━━━━━ Extracted records ━━━━━
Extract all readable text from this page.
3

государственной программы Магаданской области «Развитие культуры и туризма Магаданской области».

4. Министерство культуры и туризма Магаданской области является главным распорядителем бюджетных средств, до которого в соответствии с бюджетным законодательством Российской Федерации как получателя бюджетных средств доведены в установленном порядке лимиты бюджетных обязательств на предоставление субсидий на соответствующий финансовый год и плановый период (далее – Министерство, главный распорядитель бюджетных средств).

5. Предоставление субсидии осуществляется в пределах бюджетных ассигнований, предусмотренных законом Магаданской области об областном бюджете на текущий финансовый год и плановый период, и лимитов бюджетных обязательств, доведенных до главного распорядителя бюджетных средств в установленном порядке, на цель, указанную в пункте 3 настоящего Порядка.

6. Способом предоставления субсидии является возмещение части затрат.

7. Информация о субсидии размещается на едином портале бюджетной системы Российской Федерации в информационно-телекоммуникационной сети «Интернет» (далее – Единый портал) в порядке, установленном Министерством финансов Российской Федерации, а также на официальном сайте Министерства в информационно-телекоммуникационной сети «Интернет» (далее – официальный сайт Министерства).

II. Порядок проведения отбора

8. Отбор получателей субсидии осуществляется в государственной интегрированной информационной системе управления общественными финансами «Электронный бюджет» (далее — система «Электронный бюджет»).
━━━━━
Stated task -> Copy and report every line where the word "Российской" is present.

Response to this exercise ->
4. Министерство культуры и туризма Магаданской области является главным распорядителем бюджетных средств, до которого в соответствии с бюджетным законодательством Российской Федерации как получателя бюджетных средств доведены в установленном порядке лимиты бюджетных обязательств на предоставление субсидий на соответствующий финансовый год и плановый период (далее – Министерство, главный распорядитель бюджетных средств).
7. Информация о субсидии размещается на едином портале бюджетной системы Российской Федерации в информационно-телекоммуникационной сети «Интернет» (далее – Единый портал) в порядке, установленном Министерством финансов Российской Федерации, а также на официальном сайте Министерства в информационно-телекоммуникационной сети «Интернет» (далее – официальный сайт Министерства).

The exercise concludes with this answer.